Data supplied –
▬▬▬▬▬▬▬▬▬▬

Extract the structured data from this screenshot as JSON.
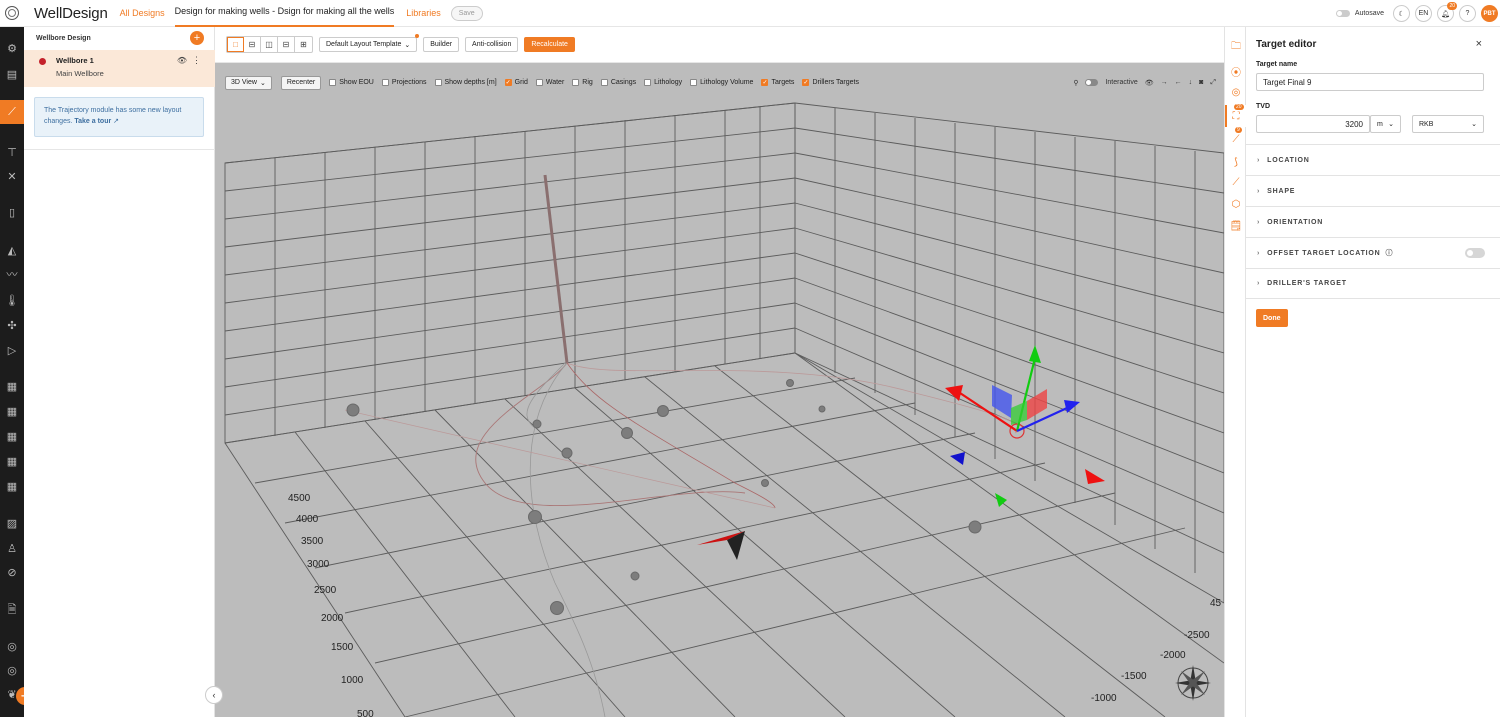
{
  "app": {
    "brand": "WellDesign",
    "nav_all_designs": "All Designs",
    "nav_current_design": "Design for making wells - Dsign for making all the wells",
    "nav_libraries": "Libraries",
    "save_label": "Save",
    "autosave_label": "Autosave",
    "language": "EN",
    "notification_count": "20",
    "help_label": "?",
    "user_initials": "PBT"
  },
  "wellbore_panel": {
    "title": "Wellbore Design",
    "add_label": "+",
    "items": [
      {
        "name": "Wellbore 1",
        "subtitle": "Main Wellbore"
      }
    ],
    "info_text": "The Trajectory module has some new layout changes.",
    "info_link": "Take a tour"
  },
  "toolbar": {
    "template_label": "Default Layout Template",
    "builder_label": "Builder",
    "anticollision_label": "Anti-collision",
    "recalculate_label": "Recalculate"
  },
  "viewport": {
    "view_select": "3D View",
    "recenter_label": "Recenter",
    "checkboxes": [
      {
        "label": "Show EOU",
        "checked": false
      },
      {
        "label": "Projections",
        "checked": false
      },
      {
        "label": "Show depths [m]",
        "checked": false
      },
      {
        "label": "Grid",
        "checked": true
      },
      {
        "label": "Water",
        "checked": false
      },
      {
        "label": "Rig",
        "checked": false
      },
      {
        "label": "Casings",
        "checked": false
      },
      {
        "label": "Lithology",
        "checked": false
      },
      {
        "label": "Lithology Volume",
        "checked": false
      },
      {
        "label": "Targets",
        "checked": true
      },
      {
        "label": "Drillers Targets",
        "checked": true
      }
    ],
    "interactive_label": "Interactive",
    "left_axis_ticks": [
      "4500",
      "4000",
      "3500",
      "3000",
      "2500",
      "2000",
      "1500",
      "1000",
      "500"
    ],
    "right_axis_ticks": [
      "-2500",
      "-2000",
      "-1500",
      "-1000"
    ],
    "right_axis_partial": "45"
  },
  "target_editor": {
    "title": "Target editor",
    "close_label": "×",
    "name_label": "Target name",
    "name_value": "Target Final 9",
    "tvd_label": "TVD",
    "tvd_value": "3200",
    "unit": "m",
    "reference": "RKB",
    "sections": [
      "LOCATION",
      "SHAPE",
      "ORIENTATION",
      "OFFSET TARGET LOCATION",
      "DRILLER'S TARGET"
    ],
    "done_label": "Done"
  },
  "colors": {
    "accent": "#f07b24",
    "rail": "#1c1c1c",
    "viewport_bg": "#bcbcbc",
    "wellbore_dot": "#c4212b"
  }
}
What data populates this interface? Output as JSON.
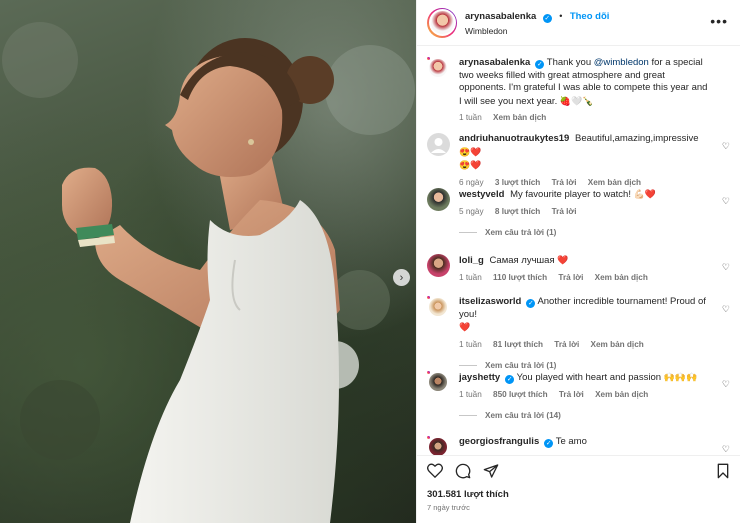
{
  "post": {
    "author": "arynasabalenka",
    "follow_label": "Theo dõi",
    "location": "Wimbledon",
    "caption_mention": "@wimbledon",
    "caption_before": "Thank you ",
    "caption_after": " for a special two weeks filled with great atmosphere and great opponents. I'm grateful I was able to compete this year and I will see you next year.",
    "caption_emoji": "🍓🤍🍾",
    "caption_time": "1 tuần",
    "caption_translate": "Xem bản dịch",
    "likes": "301.581 lượt thích",
    "date": "7 ngày trước"
  },
  "comments": [
    {
      "user": "andriuhanuotraukytes19",
      "verified": false,
      "text": "Beautiful,amazing,impressive",
      "emoji_inline": "😍❤️",
      "emoji_line2": "😍❤️",
      "time": "6 ngày",
      "likes": "3 lượt thích",
      "reply": "Trả lời",
      "translate": "Xem bản dịch"
    },
    {
      "user": "westyveld",
      "verified": false,
      "text": "My favourite player to watch!",
      "emoji_inline": "💪🏻❤️",
      "time": "5 ngày",
      "likes": "8 lượt thích",
      "reply": "Trả lời",
      "view_replies": "Xem câu trả lời (1)"
    },
    {
      "user": "loli_g",
      "verified": false,
      "text": "Самая лучшая",
      "emoji_inline": "❤️",
      "time": "1 tuần",
      "likes": "110 lượt thích",
      "reply": "Trả lời",
      "translate": "Xem bản dịch"
    },
    {
      "user": "itselizasworld",
      "verified": true,
      "text": "Another incredible tournament! Proud of you!",
      "emoji_line2": "❤️",
      "time": "1 tuần",
      "likes": "81 lượt thích",
      "reply": "Trả lời",
      "translate": "Xem bản dịch",
      "view_replies": "Xem câu trả lời (1)"
    },
    {
      "user": "jayshetty",
      "verified": true,
      "text": "You played with heart and passion",
      "emoji_inline": "🙌🙌🙌",
      "time": "1 tuần",
      "likes": "850 lượt thích",
      "reply": "Trả lời",
      "translate": "Xem bản dịch",
      "view_replies": "Xem câu trả lời (14)"
    },
    {
      "user": "georgiosfrangulis",
      "verified": true,
      "text": "Te amo"
    }
  ],
  "icons": {
    "more": "more-options-icon",
    "like": "heart-icon",
    "comment": "comment-icon",
    "share": "share-icon",
    "save": "bookmark-icon",
    "next": "chevron-right-icon"
  },
  "colors": {
    "accent": "#0095f6",
    "text": "#262626",
    "muted": "#737373"
  }
}
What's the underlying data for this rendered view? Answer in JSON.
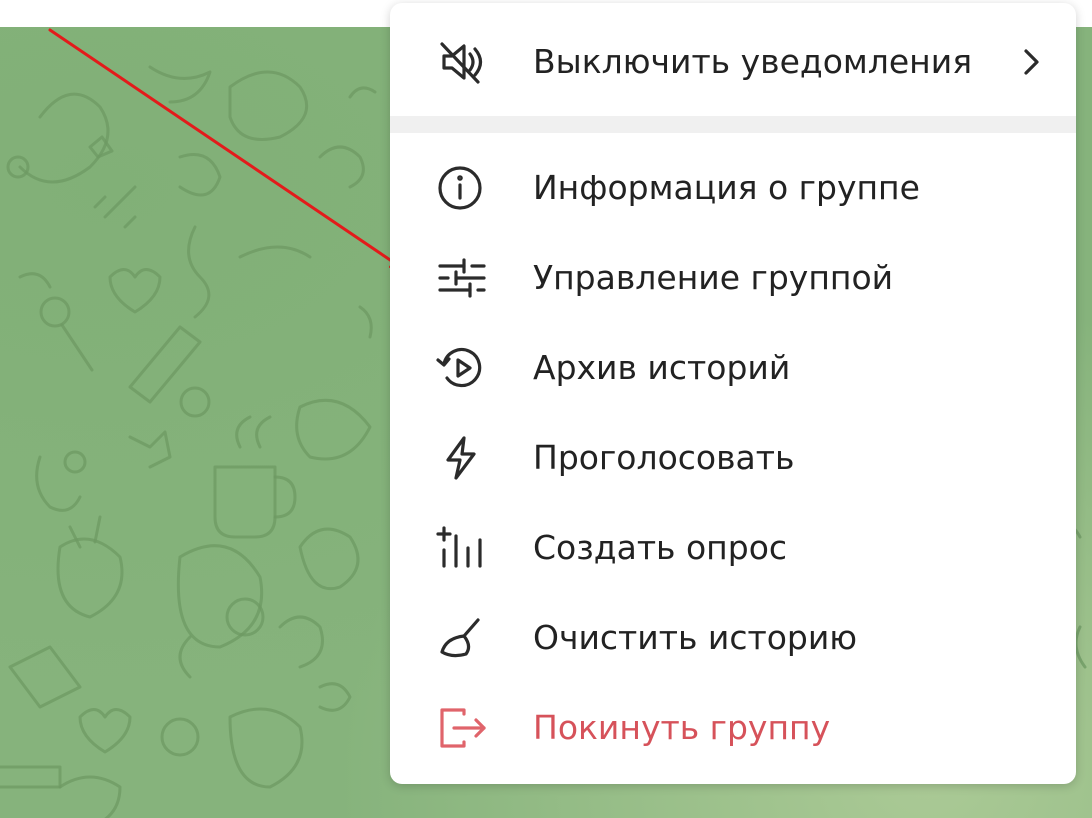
{
  "menu": {
    "mute": {
      "label": "Выключить уведомления",
      "icon": "mute-speaker-icon"
    },
    "items": [
      {
        "label": "Информация о группе",
        "icon": "info-icon"
      },
      {
        "label": "Управление группой",
        "icon": "sliders-icon"
      },
      {
        "label": "Архив историй",
        "icon": "stories-archive-icon"
      },
      {
        "label": "Проголосовать",
        "icon": "lightning-icon"
      },
      {
        "label": "Создать опрос",
        "icon": "poll-icon"
      },
      {
        "label": "Очистить историю",
        "icon": "broom-icon"
      },
      {
        "label": "Покинуть группу",
        "icon": "leave-icon"
      }
    ]
  },
  "colors": {
    "chat_background": "#86b37c",
    "danger": "#d6525a",
    "annotation_arrow": "#e31b1b"
  }
}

▬▬▬▬▬▬▬▬▬▬

Problem to solve –
Except for the pictures, print the data above exactly.

Task response –
Extract the structured data from this screenshot as JSON.
{
  "app": {
    "brand": "WellDesign",
    "nav_all_designs": "All Designs",
    "nav_current_design": "Design for making wells - Dsign for making all the wells",
    "nav_libraries": "Libraries",
    "save_label": "Save",
    "autosave_label": "Autosave",
    "language": "EN",
    "notification_count": "20",
    "help_label": "?",
    "user_initials": "PBT"
  },
  "wellbore_panel": {
    "title": "Wellbore Design",
    "add_label": "+",
    "items": [
      {
        "name": "Wellbore 1",
        "subtitle": "Main Wellbore"
      }
    ],
    "info_text": "The Trajectory module has some new layout changes.",
    "info_link": "Take a tour"
  },
  "toolbar": {
    "template_label": "Default Layout Template",
    "builder_label": "Builder",
    "anticollision_label": "Anti-collision",
    "recalculate_label": "Recalculate"
  },
  "viewport": {
    "view_select": "3D View",
    "recenter_label": "Recenter",
    "checkboxes": [
      {
        "label": "Show EOU",
        "checked": false
      },
      {
        "label": "Projections",
        "checked": false
      },
      {
        "label": "Show depths [m]",
        "checked": false
      },
      {
        "label": "Grid",
        "checked": true
      },
      {
        "label": "Water",
        "checked": false
      },
      {
        "label": "Rig",
        "checked": false
      },
      {
        "label": "Casings",
        "checked": false
      },
      {
        "label": "Lithology",
        "checked": false
      },
      {
        "label": "Lithology Volume",
        "checked": false
      },
      {
        "label": "Targets",
        "checked": true
      },
      {
        "label": "Drillers Targets",
        "checked": true
      }
    ],
    "interactive_label": "Interactive",
    "left_axis_ticks": [
      "4500",
      "4000",
      "3500",
      "3000",
      "2500",
      "2000",
      "1500",
      "1000",
      "500"
    ],
    "right_axis_ticks": [
      "-2500",
      "-2000",
      "-1500",
      "-1000"
    ],
    "right_axis_partial": "45"
  },
  "target_editor": {
    "title": "Target editor",
    "close_label": "×",
    "name_label": "Target name",
    "name_value": "Target Final 9",
    "tvd_label": "TVD",
    "tvd_value": "3200",
    "unit": "m",
    "reference": "RKB",
    "sections": [
      "LOCATION",
      "SHAPE",
      "ORIENTATION",
      "OFFSET TARGET LOCATION",
      "DRILLER'S TARGET"
    ],
    "done_label": "Done"
  },
  "colors": {
    "accent": "#f07b24",
    "rail": "#1c1c1c",
    "viewport_bg": "#bcbcbc",
    "wellbore_dot": "#c4212b"
  }
}
What data populates this interface? Output as JSON.
{
  "post": {
    "author": "arynasabalenka",
    "follow_label": "Theo dõi",
    "location": "Wimbledon",
    "caption_mention": "@wimbledon",
    "caption_before": "Thank you ",
    "caption_after": " for a special two weeks filled with great atmosphere and great opponents. I'm grateful I was able to compete this year and I will see you next year.",
    "caption_emoji": "🍓🤍🍾",
    "caption_time": "1 tuần",
    "caption_translate": "Xem bản dịch",
    "likes": "301.581 lượt thích",
    "date": "7 ngày trước"
  },
  "comments": [
    {
      "user": "andriuhanuotraukytes19",
      "verified": false,
      "text": "Beautiful,amazing,impressive",
      "emoji_inline": "😍❤️",
      "emoji_line2": "😍❤️",
      "time": "6 ngày",
      "likes": "3 lượt thích",
      "reply": "Trả lời",
      "translate": "Xem bản dịch"
    },
    {
      "user": "westyveld",
      "verified": false,
      "text": "My favourite player to watch!",
      "emoji_inline": "💪🏻❤️",
      "time": "5 ngày",
      "likes": "8 lượt thích",
      "reply": "Trả lời",
      "view_replies": "Xem câu trả lời (1)"
    },
    {
      "user": "loli_g",
      "verified": false,
      "text": "Самая лучшая",
      "emoji_inline": "❤️",
      "time": "1 tuần",
      "likes": "110 lượt thích",
      "reply": "Trả lời",
      "translate": "Xem bản dịch"
    },
    {
      "user": "itselizasworld",
      "verified": true,
      "text": "Another incredible tournament! Proud of you!",
      "emoji_line2": "❤️",
      "time": "1 tuần",
      "likes": "81 lượt thích",
      "reply": "Trả lời",
      "translate": "Xem bản dịch",
      "view_replies": "Xem câu trả lời (1)"
    },
    {
      "user": "jayshetty",
      "verified": true,
      "text": "You played with heart and passion",
      "emoji_inline": "🙌🙌🙌",
      "time": "1 tuần",
      "likes": "850 lượt thích",
      "reply": "Trả lời",
      "translate": "Xem bản dịch",
      "view_replies": "Xem câu trả lời (14)"
    },
    {
      "user": "georgiosfrangulis",
      "verified": true,
      "text": "Te amo"
    }
  ],
  "icons": {
    "more": "more-options-icon",
    "like": "heart-icon",
    "comment": "comment-icon",
    "share": "share-icon",
    "save": "bookmark-icon",
    "next": "chevron-right-icon"
  },
  "colors": {
    "accent": "#0095f6",
    "text": "#262626",
    "muted": "#737373"
  }
}
What's the underlying data for this rendered view? Answer in JSON.
{
  "menu": {
    "mute": {
      "label": "Выключить уведомления",
      "icon": "mute-speaker-icon"
    },
    "items": [
      {
        "label": "Информация о группе",
        "icon": "info-icon"
      },
      {
        "label": "Управление группой",
        "icon": "sliders-icon"
      },
      {
        "label": "Архив историй",
        "icon": "stories-archive-icon"
      },
      {
        "label": "Проголосовать",
        "icon": "lightning-icon"
      },
      {
        "label": "Создать опрос",
        "icon": "poll-icon"
      },
      {
        "label": "Очистить историю",
        "icon": "broom-icon"
      },
      {
        "label": "Покинуть группу",
        "icon": "leave-icon"
      }
    ]
  },
  "colors": {
    "chat_background": "#86b37c",
    "danger": "#d6525a",
    "annotation_arrow": "#e31b1b"
  }
}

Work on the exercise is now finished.